____ Materials provided
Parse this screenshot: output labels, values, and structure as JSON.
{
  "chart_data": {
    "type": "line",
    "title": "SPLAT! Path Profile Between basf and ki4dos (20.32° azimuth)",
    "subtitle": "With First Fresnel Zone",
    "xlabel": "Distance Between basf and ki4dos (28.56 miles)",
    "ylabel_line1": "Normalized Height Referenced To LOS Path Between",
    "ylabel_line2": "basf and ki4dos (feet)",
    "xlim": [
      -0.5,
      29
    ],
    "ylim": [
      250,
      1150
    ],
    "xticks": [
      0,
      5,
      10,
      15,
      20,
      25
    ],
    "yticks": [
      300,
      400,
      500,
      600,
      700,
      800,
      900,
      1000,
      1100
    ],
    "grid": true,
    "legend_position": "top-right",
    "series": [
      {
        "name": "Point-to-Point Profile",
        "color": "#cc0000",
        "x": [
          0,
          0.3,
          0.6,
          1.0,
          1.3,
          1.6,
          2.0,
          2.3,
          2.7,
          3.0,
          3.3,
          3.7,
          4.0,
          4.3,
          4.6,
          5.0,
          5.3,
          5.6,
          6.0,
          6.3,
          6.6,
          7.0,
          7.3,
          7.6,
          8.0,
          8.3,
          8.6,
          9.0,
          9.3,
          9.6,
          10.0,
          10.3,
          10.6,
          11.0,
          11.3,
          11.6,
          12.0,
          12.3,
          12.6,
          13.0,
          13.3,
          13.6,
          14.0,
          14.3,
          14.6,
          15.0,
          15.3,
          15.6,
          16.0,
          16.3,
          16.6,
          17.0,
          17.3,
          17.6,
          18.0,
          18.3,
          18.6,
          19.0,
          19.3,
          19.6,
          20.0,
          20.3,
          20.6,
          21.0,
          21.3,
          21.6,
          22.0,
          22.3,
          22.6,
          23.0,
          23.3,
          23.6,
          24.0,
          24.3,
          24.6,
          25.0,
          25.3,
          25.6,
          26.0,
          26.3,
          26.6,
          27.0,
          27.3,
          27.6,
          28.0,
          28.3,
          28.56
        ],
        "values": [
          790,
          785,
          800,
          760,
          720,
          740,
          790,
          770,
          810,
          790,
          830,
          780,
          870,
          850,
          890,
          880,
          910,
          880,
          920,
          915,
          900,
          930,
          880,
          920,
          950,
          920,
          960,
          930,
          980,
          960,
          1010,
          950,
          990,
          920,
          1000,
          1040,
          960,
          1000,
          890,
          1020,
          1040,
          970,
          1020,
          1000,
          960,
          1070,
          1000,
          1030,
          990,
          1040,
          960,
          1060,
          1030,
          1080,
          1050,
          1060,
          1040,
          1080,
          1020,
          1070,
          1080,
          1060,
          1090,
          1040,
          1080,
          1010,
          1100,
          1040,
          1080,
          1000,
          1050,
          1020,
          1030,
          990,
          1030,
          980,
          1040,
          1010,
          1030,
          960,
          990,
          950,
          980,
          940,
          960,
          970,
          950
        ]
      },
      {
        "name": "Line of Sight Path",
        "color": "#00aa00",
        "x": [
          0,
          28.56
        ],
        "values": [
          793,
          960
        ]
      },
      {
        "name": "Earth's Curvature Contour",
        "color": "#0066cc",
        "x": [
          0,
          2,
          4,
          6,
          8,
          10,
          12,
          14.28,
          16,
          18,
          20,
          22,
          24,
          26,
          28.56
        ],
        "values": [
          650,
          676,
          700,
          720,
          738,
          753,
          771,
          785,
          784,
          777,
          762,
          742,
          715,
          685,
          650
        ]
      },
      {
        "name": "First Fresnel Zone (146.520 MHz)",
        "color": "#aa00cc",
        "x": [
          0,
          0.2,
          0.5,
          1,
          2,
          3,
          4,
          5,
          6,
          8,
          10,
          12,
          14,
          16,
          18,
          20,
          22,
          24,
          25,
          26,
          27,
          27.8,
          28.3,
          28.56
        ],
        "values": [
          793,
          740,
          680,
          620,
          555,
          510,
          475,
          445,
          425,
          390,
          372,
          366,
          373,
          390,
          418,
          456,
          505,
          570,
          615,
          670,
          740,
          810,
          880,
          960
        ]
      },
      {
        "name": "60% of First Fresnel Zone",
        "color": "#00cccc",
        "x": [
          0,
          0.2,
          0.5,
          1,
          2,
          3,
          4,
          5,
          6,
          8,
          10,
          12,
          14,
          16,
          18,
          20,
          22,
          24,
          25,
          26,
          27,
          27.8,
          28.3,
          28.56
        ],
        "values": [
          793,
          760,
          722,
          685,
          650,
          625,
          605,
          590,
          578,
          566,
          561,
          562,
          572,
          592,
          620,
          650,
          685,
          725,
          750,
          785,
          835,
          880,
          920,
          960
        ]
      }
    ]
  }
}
________
Task details:
Type the whole listing again, unaltered.

Result:
Parse this screenshot: output labels, values, and structure as JSON.
{
  "chart_data": {
    "type": "line",
    "title": "SPLAT! Path Profile Between basf and ki4dos (20.32° azimuth)",
    "subtitle": "With First Fresnel Zone",
    "xlabel": "Distance Between basf and ki4dos (28.56 miles)",
    "ylabel_line1": "Normalized Height Referenced To LOS Path Between",
    "ylabel_line2": "basf and ki4dos (feet)",
    "xlim": [
      -0.5,
      29
    ],
    "ylim": [
      250,
      1150
    ],
    "xticks": [
      0,
      5,
      10,
      15,
      20,
      25
    ],
    "yticks": [
      300,
      400,
      500,
      600,
      700,
      800,
      900,
      1000,
      1100
    ],
    "grid": true,
    "legend_position": "top-right",
    "series": [
      {
        "name": "Point-to-Point Profile",
        "color": "#cc0000",
        "x": [
          0,
          0.3,
          0.6,
          1.0,
          1.3,
          1.6,
          2.0,
          2.3,
          2.7,
          3.0,
          3.3,
          3.7,
          4.0,
          4.3,
          4.6,
          5.0,
          5.3,
          5.6,
          6.0,
          6.3,
          6.6,
          7.0,
          7.3,
          7.6,
          8.0,
          8.3,
          8.6,
          9.0,
          9.3,
          9.6,
          10.0,
          10.3,
          10.6,
          11.0,
          11.3,
          11.6,
          12.0,
          12.3,
          12.6,
          13.0,
          13.3,
          13.6,
          14.0,
          14.3,
          14.6,
          15.0,
          15.3,
          15.6,
          16.0,
          16.3,
          16.6,
          17.0,
          17.3,
          17.6,
          18.0,
          18.3,
          18.6,
          19.0,
          19.3,
          19.6,
          20.0,
          20.3,
          20.6,
          21.0,
          21.3,
          21.6,
          22.0,
          22.3,
          22.6,
          23.0,
          23.3,
          23.6,
          24.0,
          24.3,
          24.6,
          25.0,
          25.3,
          25.6,
          26.0,
          26.3,
          26.6,
          27.0,
          27.3,
          27.6,
          28.0,
          28.3,
          28.56
        ],
        "values": [
          790,
          785,
          800,
          760,
          720,
          740,
          790,
          770,
          810,
          790,
          830,
          780,
          870,
          850,
          890,
          880,
          910,
          880,
          920,
          915,
          900,
          930,
          880,
          920,
          950,
          920,
          960,
          930,
          980,
          960,
          1010,
          950,
          990,
          920,
          1000,
          1040,
          960,
          1000,
          890,
          1020,
          1040,
          970,
          1020,
          1000,
          960,
          1070,
          1000,
          1030,
          990,
          1040,
          960,
          1060,
          1030,
          1080,
          1050,
          1060,
          1040,
          1080,
          1020,
          1070,
          1080,
          1060,
          1090,
          1040,
          1080,
          1010,
          1100,
          1040,
          1080,
          1000,
          1050,
          1020,
          1030,
          990,
          1030,
          980,
          1040,
          1010,
          1030,
          960,
          990,
          950,
          980,
          940,
          960,
          970,
          950
        ]
      },
      {
        "name": "Line of Sight Path",
        "color": "#00aa00",
        "x": [
          0,
          28.56
        ],
        "values": [
          793,
          960
        ]
      },
      {
        "name": "Earth's Curvature Contour",
        "color": "#0066cc",
        "x": [
          0,
          2,
          4,
          6,
          8,
          10,
          12,
          14.28,
          16,
          18,
          20,
          22,
          24,
          26,
          28.56
        ],
        "values": [
          650,
          676,
          700,
          720,
          738,
          753,
          771,
          785,
          784,
          777,
          762,
          742,
          715,
          685,
          650
        ]
      },
      {
        "name": "First Fresnel Zone (146.520 MHz)",
        "color": "#aa00cc",
        "x": [
          0,
          0.2,
          0.5,
          1,
          2,
          3,
          4,
          5,
          6,
          8,
          10,
          12,
          14,
          16,
          18,
          20,
          22,
          24,
          25,
          26,
          27,
          27.8,
          28.3,
          28.56
        ],
        "values": [
          793,
          740,
          680,
          620,
          555,
          510,
          475,
          445,
          425,
          390,
          372,
          366,
          373,
          390,
          418,
          456,
          505,
          570,
          615,
          670,
          740,
          810,
          880,
          960
        ]
      },
      {
        "name": "60% of First Fresnel Zone",
        "color": "#00cccc",
        "x": [
          0,
          0.2,
          0.5,
          1,
          2,
          3,
          4,
          5,
          6,
          8,
          10,
          12,
          14,
          16,
          18,
          20,
          22,
          24,
          25,
          26,
          27,
          27.8,
          28.3,
          28.56
        ],
        "values": [
          793,
          760,
          722,
          685,
          650,
          625,
          605,
          590,
          578,
          566,
          561,
          562,
          572,
          592,
          620,
          650,
          685,
          725,
          750,
          785,
          835,
          880,
          920,
          960
        ]
      }
    ]
  }
}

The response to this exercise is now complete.